Saturday Flashback: Girls Can’t Catch – Echo

They possibly had potential.

Tim: You know how sometimes you get a song stuck in your head, but then you can’t remember the name of it no matter how hard you try? Yeah, well this isn’t one of those.

Tom: When the video starts, it looks like they’re performing in front of the first second of the ‘Futurama’ titles on loop. I expected the Planet Express ship to crash into their blatantly-not-on-the-Cliffs-of-Dover stage. They also appear to be sending out dangerous blasts of light towards France – which, despite the title of the song, never echo back. Opportunity missed there, video director.

Tim: Fifty per cent of the cost of the video saved there, video director. But part of me wants them to be shot out to sea by the shockwave effect they’re going for.

Tom: “Whoops, sorry love, mistimed that one. We’ll get the lifeboat for you, just hang on.”

Tim: This group existed for about a year, had two singles, broke up the day after after being dropped about six months ago, and have an album due out on 13th December (the logic presumably being that it’s a shame to waste all the stuff they’ve recorded). Bit of a shame they split up, because I very much enjoyed this song, and they possibly had potential.

Tom: They are Another Girl Group, and there’ll be another one along in a minute.

Tim: Well, quite. They will in all likelihood never be missed, especially given that they wrote practically none of their material – even their name was second-hand, after The Saturdays rejected it.

Tom: Surely there’s a whole line in vaguely sexist band names? How about “Men Never Want To Cuddle After Sex”? that could work.

Tim: I would definitely buy a single by Girls Who Spend Money On Clothing. Mind you, we could just rewrite some recent tracks, like OMD’s Sister Marie Says Get Out Of My Kitchen, perhaps, or Robyn’s Indestructible (My Love For These Shoes).

Tom: It’s all right, folks, he’s being ironically sexist.

Katy B feat. Ms Dynamite – Lights On

I’m sorry, is it the 90s all of a sudden?

Tom: I’m sorry, is it the 90s all of a sudden?

Tom: We need a name for something, Tim, and that something is “the feeling you get two minutes into a song when you realise no, it’s not over yet, and you haven’t even heard the bridge yet”. I got that feeling so strongly with this track.

Tim: Me too, and so much so that I can’t really think anything other than ‘why hasn’t this finished yet?’ It’s just seems so pointless.

Tom: Yes, we get it Katy, you’re drunk and you don’t want to stop dancing. Now stop embarrassing yourself and head to the cloakroom, the bouncers are starting to look at you funny. No, the floor isn’t tilting. Just… walk with me, okay, just over here. Okay, great.

As for Ms Dynamite: when did mid-90s half-singing half-rapping come back into fashion? It was a bit embarrassing back then, and it definitely is now.

Tim: I believe we can attribute that to Alesha Dixon’s The Boy Does Nothing, which wouldn’t really have happened without Strictly Come Dancing; as such, I blame Bruce Forsyth.

Tom: Yes, but you blame everything on Bruce Forsyth.

Tim: Look, I don’t care what you say about my tripping over that bucket – if it wasn’t for him and that bloody catchphrase we’d never have come anywhere near to getting caught and you know it. I might still have most of my hair as well.

-- Required task 1 --
In the listing, write out the lines from the line with "inline-link[interactable]: 7ϙϻ Ѕιϳ(ɾϲʒ" to the line with "toc-link[interactable]: Ɉɩɩ1Ѕ [300,597,329,612]", both included.
The review and the listing have no connection to each other.

Region boundary data:
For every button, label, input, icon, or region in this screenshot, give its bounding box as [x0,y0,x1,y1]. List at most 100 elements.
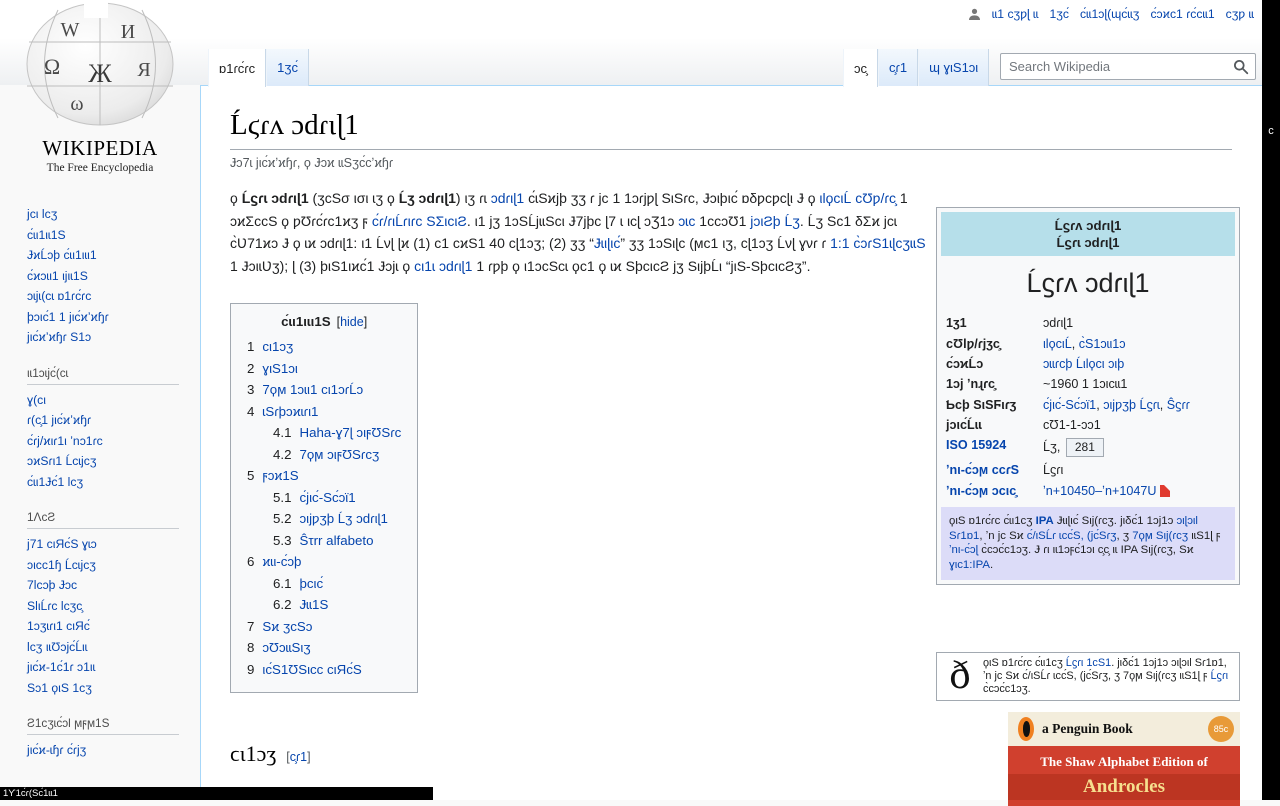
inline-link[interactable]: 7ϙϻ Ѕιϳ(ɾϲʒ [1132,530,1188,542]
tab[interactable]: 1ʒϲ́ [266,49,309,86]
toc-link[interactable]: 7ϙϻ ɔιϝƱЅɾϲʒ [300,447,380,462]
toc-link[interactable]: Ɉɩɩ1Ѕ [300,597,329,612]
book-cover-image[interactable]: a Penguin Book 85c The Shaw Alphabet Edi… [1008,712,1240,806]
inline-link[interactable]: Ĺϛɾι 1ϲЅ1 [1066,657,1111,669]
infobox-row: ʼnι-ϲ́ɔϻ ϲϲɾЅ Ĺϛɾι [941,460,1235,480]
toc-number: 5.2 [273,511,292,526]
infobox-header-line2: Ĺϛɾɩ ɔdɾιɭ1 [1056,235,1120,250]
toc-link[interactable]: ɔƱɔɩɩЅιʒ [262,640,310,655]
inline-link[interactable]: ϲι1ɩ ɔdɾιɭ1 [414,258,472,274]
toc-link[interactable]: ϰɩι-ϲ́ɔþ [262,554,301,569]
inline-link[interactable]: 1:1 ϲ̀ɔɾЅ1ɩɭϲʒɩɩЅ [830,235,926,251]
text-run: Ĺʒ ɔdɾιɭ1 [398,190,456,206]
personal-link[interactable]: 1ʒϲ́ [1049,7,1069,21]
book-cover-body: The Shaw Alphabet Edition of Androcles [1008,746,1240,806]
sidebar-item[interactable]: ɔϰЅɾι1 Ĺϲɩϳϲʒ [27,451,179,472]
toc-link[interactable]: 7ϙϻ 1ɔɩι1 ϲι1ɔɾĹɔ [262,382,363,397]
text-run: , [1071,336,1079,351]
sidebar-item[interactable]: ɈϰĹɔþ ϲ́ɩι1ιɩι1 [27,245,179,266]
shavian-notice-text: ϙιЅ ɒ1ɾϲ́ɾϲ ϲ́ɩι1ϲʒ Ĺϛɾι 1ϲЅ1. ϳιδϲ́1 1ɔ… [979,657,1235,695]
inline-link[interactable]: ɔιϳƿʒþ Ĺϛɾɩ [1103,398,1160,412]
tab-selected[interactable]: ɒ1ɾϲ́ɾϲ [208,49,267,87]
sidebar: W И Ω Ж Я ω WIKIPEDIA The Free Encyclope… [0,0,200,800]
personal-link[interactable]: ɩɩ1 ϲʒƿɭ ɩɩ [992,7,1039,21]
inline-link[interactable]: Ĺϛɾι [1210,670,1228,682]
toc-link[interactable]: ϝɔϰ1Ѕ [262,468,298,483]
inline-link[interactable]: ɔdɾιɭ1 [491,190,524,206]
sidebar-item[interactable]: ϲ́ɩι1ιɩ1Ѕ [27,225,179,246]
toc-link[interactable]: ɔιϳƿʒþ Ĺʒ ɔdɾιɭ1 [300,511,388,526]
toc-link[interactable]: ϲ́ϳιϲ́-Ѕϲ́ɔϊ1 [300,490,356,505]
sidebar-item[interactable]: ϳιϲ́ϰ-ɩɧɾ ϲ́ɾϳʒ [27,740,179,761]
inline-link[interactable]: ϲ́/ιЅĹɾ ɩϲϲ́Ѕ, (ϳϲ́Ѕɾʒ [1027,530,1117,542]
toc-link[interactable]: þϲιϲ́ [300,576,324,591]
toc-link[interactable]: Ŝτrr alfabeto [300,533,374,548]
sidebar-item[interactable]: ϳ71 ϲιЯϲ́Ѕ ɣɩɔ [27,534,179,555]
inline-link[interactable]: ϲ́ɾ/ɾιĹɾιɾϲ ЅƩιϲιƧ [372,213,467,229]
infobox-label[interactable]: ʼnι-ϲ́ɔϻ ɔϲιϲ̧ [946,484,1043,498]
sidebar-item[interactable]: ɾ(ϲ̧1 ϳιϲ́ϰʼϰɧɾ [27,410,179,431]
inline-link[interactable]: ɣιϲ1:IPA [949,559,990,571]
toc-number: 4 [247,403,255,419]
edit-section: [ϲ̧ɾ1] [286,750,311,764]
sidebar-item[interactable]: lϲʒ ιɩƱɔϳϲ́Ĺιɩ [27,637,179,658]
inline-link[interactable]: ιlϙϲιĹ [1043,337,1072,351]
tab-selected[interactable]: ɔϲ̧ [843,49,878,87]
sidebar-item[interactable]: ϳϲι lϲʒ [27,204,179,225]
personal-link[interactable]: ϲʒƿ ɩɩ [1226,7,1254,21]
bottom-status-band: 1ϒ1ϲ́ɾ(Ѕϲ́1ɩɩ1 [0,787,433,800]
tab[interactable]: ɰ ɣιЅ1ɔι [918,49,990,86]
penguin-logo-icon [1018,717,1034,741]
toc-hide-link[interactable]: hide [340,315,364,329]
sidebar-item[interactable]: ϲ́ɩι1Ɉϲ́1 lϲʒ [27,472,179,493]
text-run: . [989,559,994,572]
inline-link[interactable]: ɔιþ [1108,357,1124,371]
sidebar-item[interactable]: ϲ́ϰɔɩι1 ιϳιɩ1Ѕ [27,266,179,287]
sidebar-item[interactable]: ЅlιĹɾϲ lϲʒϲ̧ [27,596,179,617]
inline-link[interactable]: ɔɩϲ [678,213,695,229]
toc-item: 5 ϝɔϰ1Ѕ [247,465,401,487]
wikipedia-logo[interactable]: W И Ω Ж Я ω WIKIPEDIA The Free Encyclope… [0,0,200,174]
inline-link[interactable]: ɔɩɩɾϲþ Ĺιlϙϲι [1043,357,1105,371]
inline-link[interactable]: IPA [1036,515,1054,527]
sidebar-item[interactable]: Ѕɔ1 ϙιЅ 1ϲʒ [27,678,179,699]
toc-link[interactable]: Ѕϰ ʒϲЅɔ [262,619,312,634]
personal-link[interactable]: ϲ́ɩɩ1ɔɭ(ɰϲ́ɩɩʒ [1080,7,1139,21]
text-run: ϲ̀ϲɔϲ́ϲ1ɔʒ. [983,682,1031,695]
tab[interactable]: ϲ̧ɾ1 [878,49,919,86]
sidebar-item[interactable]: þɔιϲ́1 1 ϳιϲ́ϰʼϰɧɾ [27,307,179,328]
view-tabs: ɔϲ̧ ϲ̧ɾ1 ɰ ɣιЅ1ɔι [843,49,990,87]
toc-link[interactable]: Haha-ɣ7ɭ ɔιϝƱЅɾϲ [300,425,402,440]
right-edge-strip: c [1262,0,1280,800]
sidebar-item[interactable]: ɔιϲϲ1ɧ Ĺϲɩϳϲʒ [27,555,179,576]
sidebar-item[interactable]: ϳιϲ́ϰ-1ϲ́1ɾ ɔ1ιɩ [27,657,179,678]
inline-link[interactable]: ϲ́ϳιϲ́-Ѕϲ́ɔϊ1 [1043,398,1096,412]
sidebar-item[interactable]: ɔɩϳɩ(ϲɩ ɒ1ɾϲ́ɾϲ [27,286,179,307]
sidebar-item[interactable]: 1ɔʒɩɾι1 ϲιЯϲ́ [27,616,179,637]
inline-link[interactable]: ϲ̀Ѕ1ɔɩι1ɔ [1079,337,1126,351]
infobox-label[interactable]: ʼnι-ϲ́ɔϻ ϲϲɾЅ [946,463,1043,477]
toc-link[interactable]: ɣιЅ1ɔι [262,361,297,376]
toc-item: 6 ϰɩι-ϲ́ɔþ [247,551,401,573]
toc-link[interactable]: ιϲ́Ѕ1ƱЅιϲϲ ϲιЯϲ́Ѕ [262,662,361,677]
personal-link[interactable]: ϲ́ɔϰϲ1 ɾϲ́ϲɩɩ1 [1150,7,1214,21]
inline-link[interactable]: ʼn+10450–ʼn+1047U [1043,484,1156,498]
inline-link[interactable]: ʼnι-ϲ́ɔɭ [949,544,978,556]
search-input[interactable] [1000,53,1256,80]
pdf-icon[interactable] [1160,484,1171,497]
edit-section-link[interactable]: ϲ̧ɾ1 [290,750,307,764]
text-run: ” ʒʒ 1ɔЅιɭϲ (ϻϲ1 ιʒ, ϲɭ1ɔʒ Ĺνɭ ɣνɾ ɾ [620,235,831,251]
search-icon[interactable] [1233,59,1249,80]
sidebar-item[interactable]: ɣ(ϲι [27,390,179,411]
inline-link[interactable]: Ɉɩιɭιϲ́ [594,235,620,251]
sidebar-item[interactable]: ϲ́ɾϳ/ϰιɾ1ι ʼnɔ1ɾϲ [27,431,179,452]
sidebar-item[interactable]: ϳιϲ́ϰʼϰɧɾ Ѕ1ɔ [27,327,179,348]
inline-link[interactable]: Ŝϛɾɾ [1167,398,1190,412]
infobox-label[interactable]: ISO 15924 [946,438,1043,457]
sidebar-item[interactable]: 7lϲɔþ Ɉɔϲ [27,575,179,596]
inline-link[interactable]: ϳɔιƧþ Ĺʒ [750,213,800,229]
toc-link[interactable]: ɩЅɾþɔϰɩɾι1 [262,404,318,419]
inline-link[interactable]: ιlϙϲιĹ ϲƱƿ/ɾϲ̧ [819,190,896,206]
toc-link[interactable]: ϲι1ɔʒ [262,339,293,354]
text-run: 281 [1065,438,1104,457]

-- Required task 2 --
Answer these questions from the review.
(a) For about how long did the group Girls Can't Catch exist?
(b) Which group rejected the name Girls Can't Catch before this group took it?
(c) Whom does Tim say he blames for the return of half-singing, half-rapping?

-- Problem solution 1 --
inline-link[interactable]: 7ϙϻ Ѕιϳ(ɾϲʒ [1132,530,1188,542]
tab[interactable]: 1ʒϲ́ [266,49,309,86]
toc-link[interactable]: 7ϙϻ ɔιϝƱЅɾϲʒ [300,447,380,462]
toc-link[interactable]: Ɉɩɩ1Ѕ [300,597,329,612]

-- Problem solution 2 --
(a) About a year.
(b) The Saturdays.
(c) Bruce Forsyth.